──────── Record extracts
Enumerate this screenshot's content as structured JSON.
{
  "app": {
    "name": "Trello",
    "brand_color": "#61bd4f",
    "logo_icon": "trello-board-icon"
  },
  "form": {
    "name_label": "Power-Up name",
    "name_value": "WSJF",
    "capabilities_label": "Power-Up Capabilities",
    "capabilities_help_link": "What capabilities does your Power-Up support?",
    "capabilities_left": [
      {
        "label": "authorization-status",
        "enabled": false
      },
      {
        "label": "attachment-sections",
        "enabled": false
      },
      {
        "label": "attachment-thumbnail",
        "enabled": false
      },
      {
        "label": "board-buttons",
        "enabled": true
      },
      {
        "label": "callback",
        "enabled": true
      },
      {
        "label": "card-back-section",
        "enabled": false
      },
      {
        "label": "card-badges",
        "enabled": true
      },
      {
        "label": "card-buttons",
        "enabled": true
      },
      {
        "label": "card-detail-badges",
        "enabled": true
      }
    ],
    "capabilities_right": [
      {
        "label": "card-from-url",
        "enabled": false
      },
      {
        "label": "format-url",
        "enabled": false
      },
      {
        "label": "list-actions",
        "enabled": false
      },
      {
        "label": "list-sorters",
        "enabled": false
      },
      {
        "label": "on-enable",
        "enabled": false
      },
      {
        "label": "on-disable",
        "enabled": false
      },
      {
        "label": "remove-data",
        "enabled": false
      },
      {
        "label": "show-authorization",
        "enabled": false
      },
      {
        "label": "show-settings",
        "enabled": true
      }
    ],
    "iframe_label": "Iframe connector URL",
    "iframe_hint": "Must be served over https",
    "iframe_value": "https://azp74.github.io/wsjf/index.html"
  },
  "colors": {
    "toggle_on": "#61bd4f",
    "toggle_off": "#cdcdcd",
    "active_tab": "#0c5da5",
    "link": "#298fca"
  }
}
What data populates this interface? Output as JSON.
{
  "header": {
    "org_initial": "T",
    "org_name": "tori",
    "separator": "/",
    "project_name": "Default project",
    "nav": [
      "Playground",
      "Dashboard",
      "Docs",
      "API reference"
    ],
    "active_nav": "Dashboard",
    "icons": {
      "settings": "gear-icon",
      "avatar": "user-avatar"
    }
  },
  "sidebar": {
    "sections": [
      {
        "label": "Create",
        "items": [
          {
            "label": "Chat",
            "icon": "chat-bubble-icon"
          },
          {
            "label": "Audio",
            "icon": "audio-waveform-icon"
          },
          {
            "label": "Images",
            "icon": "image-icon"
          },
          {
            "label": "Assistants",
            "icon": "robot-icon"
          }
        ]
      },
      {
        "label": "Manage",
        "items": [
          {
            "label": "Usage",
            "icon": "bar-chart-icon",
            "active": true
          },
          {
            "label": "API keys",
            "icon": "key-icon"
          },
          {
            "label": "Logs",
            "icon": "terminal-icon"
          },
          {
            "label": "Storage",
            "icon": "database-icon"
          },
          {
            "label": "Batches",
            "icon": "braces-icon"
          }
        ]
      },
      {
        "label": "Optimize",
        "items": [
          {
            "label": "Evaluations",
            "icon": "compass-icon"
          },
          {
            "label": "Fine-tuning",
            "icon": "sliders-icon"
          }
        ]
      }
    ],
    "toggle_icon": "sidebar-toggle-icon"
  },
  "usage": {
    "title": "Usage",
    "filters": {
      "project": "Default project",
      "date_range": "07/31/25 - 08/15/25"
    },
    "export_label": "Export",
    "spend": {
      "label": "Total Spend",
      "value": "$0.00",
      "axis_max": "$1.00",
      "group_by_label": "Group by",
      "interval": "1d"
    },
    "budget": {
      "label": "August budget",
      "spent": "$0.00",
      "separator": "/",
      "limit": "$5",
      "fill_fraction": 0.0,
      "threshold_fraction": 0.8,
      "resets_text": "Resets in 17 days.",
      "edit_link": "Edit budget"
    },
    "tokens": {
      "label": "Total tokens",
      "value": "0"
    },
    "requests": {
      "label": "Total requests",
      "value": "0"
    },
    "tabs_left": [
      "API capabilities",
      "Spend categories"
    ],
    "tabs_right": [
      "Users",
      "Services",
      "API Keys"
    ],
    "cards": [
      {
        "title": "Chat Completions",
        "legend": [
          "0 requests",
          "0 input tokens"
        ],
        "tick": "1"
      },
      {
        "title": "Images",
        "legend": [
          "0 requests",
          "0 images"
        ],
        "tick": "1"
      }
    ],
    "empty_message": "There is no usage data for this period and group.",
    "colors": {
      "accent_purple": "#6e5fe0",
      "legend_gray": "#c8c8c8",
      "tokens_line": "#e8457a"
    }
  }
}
────────────────
Written exercise | Transcribe every line of the data, exactly as it stands.

Task answer |
Enumerate this screenshot's content as structured JSON.
{
  "app": {
    "name": "Trello",
    "brand_color": "#61bd4f",
    "logo_icon": "trello-board-icon"
  },
  "form": {
    "name_label": "Power-Up name",
    "name_value": "WSJF",
    "capabilities_label": "Power-Up Capabilities",
    "capabilities_help_link": "What capabilities does your Power-Up support?",
    "capabilities_left": [
      {
        "label": "authorization-status",
        "enabled": false
      },
      {
        "label": "attachment-sections",
        "enabled": false
      },
      {
        "label": "attachment-thumbnail",
        "enabled": false
      },
      {
        "label": "board-buttons",
        "enabled": true
      },
      {
        "label": "callback",
        "enabled": true
      },
      {
        "label": "card-back-section",
        "enabled": false
      },
      {
        "label": "card-badges",
        "enabled": true
      },
      {
        "label": "card-buttons",
        "enabled": true
      },
      {
        "label": "card-detail-badges",
        "enabled": true
      }
    ],
    "capabilities_right": [
      {
        "label": "card-from-url",
        "enabled": false
      },
      {
        "label": "format-url",
        "enabled": false
      },
      {
        "label": "list-actions",
        "enabled": false
      },
      {
        "label": "list-sorters",
        "enabled": false
      },
      {
        "label": "on-enable",
        "enabled": false
      },
      {
        "label": "on-disable",
        "enabled": false
      },
      {
        "label": "remove-data",
        "enabled": false
      },
      {
        "label": "show-authorization",
        "enabled": false
      },
      {
        "label": "show-settings",
        "enabled": true
      }
    ],
    "iframe_label": "Iframe connector URL",
    "iframe_hint": "Must be served over https",
    "iframe_value": "https://azp74.github.io/wsjf/index.html"
  },
  "colors": {
    "toggle_on": "#61bd4f",
    "toggle_off": "#cdcdcd",
    "active_tab": "#0c5da5",
    "link": "#298fca"
  }
}
What data populates this interface? Output as JSON.
{
  "header": {
    "org_initial": "T",
    "org_name": "tori",
    "separator": "/",
    "project_name": "Default project",
    "nav": [
      "Playground",
      "Dashboard",
      "Docs",
      "API reference"
    ],
    "active_nav": "Dashboard",
    "icons": {
      "settings": "gear-icon",
      "avatar": "user-avatar"
    }
  },
  "sidebar": {
    "sections": [
      {
        "label": "Create",
        "items": [
          {
            "label": "Chat",
            "icon": "chat-bubble-icon"
          },
          {
            "label": "Audio",
            "icon": "audio-waveform-icon"
          },
          {
            "label": "Images",
            "icon": "image-icon"
          },
          {
            "label": "Assistants",
            "icon": "robot-icon"
          }
        ]
      },
      {
        "label": "Manage",
        "items": [
          {
            "label": "Usage",
            "icon": "bar-chart-icon",
            "active": true
          },
          {
            "label": "API keys",
            "icon": "key-icon"
          },
          {
            "label": "Logs",
            "icon": "terminal-icon"
          },
          {
            "label": "Storage",
            "icon": "database-icon"
          },
          {
            "label": "Batches",
            "icon": "braces-icon"
          }
        ]
      },
      {
        "label": "Optimize",
        "items": [
          {
            "label": "Evaluations",
            "icon": "compass-icon"
          },
          {
            "label": "Fine-tuning",
            "icon": "sliders-icon"
          }
        ]
      }
    ],
    "toggle_icon": "sidebar-toggle-icon"
  },
  "usage": {
    "title": "Usage",
    "filters": {
      "project": "Default project",
      "date_range": "07/31/25 - 08/15/25"
    },
    "export_label": "Export",
    "spend": {
      "label": "Total Spend",
      "value": "$0.00",
      "axis_max": "$1.00",
      "group_by_label": "Group by",
      "interval": "1d"
    },
    "budget": {
      "label": "August budget",
      "spent": "$0.00",
      "separator": "/",
      "limit": "$5",
      "fill_fraction": 0.0,
      "threshold_fraction": 0.8,
      "resets_text": "Resets in 17 days.",
      "edit_link": "Edit budget"
    },
    "tokens": {
      "label": "Total tokens",
      "value": "0"
    },
    "requests": {
      "label": "Total requests",
      "value": "0"
    },
    "tabs_left": [
      "API capabilities",
      "Spend categories"
    ],
    "tabs_right": [
      "Users",
      "Services",
      "API Keys"
    ],
    "cards": [
      {
        "title": "Chat Completions",
        "legend": [
          "0 requests",
          "0 input tokens"
        ],
        "tick": "1"
      },
      {
        "title": "Images",
        "legend": [
          "0 requests",
          "0 images"
        ],
        "tick": "1"
      }
    ],
    "empty_message": "There is no usage data for this period and group.",
    "colors": {
      "accent_purple": "#6e5fe0",
      "legend_gray": "#c8c8c8",
      "tokens_line": "#e8457a"
    }
  }
}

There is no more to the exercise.